(Records about charts and figures)
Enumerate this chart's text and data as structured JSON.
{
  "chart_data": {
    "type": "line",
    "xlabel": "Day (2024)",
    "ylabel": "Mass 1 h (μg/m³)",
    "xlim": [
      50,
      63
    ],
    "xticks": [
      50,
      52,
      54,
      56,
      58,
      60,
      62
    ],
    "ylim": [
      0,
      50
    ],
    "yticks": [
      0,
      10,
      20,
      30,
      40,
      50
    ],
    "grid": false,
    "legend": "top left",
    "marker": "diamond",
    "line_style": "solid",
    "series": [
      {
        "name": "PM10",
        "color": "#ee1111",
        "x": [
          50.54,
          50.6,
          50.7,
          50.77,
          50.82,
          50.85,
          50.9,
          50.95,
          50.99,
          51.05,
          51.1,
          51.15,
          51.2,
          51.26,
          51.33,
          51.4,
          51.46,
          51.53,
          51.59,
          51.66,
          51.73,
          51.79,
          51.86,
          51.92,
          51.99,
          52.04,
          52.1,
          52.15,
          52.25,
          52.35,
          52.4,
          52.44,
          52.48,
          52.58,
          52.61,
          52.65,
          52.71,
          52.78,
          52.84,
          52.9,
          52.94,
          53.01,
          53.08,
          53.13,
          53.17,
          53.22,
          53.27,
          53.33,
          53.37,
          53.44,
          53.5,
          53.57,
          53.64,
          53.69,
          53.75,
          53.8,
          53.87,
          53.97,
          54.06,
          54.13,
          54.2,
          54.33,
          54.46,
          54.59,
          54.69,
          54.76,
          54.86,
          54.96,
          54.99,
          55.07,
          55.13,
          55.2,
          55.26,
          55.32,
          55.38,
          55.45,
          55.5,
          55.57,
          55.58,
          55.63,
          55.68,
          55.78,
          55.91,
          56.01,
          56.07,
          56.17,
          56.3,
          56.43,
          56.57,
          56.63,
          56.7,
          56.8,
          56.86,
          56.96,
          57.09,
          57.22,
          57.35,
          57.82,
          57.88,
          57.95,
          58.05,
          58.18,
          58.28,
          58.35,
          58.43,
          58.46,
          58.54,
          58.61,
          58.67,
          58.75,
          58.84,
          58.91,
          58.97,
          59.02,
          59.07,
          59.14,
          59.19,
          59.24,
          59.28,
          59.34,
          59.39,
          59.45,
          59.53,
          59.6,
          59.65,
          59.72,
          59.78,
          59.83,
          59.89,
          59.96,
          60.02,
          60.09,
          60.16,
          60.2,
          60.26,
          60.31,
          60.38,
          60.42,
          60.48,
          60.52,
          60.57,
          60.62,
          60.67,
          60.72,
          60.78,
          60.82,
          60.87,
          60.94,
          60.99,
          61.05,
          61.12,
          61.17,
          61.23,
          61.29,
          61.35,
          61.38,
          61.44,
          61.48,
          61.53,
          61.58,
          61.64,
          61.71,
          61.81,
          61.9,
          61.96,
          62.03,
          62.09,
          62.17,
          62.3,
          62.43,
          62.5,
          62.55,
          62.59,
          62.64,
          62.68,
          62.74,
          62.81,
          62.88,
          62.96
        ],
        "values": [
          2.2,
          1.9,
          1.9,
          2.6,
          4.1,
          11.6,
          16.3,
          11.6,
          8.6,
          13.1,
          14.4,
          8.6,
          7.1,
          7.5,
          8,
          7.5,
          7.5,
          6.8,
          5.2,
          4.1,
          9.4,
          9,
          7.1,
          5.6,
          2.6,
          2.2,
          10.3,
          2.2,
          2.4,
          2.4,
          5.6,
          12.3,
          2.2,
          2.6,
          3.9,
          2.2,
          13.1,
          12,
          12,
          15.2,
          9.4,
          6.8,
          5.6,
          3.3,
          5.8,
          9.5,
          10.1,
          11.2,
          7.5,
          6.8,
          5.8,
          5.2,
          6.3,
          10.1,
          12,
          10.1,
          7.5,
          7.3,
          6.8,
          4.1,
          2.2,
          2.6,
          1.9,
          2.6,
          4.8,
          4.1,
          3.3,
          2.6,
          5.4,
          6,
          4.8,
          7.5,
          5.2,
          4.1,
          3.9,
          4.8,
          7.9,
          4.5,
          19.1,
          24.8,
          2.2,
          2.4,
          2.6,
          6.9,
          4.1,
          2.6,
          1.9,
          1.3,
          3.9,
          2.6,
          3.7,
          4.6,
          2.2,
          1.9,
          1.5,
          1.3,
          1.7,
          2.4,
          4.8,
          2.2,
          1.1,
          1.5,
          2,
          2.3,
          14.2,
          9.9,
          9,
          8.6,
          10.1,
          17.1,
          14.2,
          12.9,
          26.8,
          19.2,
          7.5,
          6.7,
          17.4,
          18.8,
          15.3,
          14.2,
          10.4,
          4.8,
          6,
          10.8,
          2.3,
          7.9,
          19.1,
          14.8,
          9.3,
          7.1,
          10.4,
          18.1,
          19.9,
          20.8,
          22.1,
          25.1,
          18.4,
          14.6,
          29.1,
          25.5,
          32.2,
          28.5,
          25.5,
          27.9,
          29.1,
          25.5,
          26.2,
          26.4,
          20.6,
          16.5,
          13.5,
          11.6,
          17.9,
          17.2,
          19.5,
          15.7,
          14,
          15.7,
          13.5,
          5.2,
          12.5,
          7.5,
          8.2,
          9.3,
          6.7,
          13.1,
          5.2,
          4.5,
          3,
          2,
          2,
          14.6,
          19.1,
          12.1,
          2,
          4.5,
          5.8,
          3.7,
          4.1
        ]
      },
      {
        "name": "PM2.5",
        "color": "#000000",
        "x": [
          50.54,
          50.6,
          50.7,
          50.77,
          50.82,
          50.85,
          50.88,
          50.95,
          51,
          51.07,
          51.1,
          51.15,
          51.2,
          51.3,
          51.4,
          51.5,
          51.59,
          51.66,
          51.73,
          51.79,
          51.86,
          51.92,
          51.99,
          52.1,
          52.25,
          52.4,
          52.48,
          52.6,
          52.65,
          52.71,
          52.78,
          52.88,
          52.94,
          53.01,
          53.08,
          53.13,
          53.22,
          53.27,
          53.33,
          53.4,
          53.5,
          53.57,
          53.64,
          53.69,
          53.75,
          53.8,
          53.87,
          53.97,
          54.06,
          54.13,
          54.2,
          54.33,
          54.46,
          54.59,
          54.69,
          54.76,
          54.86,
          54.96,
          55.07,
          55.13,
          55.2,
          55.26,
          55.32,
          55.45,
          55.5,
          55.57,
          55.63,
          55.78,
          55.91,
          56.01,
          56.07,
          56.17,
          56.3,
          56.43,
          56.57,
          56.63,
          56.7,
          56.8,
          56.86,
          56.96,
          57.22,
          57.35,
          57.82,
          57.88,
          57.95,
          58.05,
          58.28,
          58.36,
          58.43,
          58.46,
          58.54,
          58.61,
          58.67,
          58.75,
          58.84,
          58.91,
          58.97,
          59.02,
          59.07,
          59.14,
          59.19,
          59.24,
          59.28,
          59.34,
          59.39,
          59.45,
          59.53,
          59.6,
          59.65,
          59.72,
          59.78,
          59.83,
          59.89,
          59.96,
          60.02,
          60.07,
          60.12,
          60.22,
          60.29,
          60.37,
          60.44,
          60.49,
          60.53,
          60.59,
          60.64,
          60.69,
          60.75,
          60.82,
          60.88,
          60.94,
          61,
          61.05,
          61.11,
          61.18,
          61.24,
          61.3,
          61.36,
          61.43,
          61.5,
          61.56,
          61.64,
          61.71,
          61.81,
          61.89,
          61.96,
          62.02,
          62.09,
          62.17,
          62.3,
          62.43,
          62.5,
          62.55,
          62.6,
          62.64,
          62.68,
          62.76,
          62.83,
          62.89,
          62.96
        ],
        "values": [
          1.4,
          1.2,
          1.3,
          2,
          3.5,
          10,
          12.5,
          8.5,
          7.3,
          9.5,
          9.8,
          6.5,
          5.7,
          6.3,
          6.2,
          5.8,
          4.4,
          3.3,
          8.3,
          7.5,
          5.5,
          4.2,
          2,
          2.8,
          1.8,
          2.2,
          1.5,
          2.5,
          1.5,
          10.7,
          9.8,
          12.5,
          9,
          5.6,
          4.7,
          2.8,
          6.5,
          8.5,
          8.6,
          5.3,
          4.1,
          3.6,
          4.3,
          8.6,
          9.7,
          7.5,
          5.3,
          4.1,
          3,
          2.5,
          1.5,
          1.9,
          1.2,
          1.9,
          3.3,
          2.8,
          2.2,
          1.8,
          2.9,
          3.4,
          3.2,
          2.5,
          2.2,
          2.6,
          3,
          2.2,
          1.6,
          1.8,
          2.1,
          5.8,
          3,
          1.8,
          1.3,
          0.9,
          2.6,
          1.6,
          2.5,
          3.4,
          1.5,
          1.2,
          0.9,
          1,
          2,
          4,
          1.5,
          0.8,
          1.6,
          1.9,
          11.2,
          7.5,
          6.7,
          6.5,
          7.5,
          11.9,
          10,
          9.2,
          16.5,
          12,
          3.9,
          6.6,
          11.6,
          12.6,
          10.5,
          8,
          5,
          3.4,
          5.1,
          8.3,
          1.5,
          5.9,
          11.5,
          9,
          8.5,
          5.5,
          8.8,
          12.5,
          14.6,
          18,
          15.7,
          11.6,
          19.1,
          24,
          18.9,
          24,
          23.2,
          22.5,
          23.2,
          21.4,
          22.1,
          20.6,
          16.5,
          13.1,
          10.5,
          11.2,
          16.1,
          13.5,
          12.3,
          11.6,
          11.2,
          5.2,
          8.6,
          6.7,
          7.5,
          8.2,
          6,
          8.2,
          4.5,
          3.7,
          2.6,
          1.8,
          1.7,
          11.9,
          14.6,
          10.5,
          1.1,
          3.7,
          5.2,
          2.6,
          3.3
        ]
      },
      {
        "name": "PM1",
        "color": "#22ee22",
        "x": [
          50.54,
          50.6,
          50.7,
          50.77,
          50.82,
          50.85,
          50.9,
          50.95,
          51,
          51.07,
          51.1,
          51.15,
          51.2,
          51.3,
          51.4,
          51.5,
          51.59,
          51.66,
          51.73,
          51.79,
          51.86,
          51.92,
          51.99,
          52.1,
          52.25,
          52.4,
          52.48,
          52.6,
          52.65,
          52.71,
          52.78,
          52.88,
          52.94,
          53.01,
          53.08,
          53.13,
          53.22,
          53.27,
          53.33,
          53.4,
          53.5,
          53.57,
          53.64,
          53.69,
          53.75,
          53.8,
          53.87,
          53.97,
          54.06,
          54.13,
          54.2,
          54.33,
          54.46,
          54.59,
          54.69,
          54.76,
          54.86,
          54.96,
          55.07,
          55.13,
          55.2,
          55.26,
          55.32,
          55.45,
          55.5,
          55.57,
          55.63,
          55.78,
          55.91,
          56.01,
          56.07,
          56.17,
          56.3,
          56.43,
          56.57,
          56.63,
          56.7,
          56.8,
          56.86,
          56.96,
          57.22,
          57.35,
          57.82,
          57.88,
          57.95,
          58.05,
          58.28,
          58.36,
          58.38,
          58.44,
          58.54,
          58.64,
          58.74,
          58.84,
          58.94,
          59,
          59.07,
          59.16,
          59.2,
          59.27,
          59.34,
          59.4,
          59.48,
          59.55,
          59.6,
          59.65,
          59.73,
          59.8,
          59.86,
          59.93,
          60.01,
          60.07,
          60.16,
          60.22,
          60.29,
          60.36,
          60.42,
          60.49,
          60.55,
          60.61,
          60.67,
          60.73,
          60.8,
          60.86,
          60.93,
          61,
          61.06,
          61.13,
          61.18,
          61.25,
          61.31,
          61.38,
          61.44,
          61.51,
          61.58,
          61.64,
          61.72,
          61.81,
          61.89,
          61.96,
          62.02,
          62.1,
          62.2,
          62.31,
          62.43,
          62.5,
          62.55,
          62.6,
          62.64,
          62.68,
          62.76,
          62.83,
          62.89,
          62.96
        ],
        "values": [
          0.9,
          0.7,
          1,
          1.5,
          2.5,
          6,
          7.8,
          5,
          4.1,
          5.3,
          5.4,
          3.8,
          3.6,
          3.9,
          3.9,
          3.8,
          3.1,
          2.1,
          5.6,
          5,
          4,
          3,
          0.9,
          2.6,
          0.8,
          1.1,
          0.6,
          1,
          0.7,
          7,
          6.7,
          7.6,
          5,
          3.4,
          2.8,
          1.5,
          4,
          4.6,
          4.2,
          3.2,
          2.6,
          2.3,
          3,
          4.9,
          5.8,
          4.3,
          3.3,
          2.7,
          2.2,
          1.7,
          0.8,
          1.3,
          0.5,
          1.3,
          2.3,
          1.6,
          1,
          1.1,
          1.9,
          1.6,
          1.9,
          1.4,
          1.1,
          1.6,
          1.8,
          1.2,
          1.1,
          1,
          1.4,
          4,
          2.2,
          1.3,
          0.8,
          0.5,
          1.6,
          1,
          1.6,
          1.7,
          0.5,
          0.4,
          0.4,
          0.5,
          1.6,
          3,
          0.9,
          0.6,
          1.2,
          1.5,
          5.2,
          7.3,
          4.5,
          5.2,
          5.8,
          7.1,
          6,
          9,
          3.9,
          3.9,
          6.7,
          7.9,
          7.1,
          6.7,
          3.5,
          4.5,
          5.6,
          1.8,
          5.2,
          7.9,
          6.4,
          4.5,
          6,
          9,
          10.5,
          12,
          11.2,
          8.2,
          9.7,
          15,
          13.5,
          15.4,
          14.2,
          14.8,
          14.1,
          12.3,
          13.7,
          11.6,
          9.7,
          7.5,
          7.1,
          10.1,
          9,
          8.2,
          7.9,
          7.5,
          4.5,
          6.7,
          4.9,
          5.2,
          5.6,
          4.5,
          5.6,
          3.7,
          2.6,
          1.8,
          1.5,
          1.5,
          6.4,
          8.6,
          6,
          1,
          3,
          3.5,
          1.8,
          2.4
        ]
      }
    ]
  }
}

**WHAT THE TASK REQUIRES:** Establish how many lines of the records contain the string "color" and state that number without elaboration.

**CORRECT ANSWER:** 3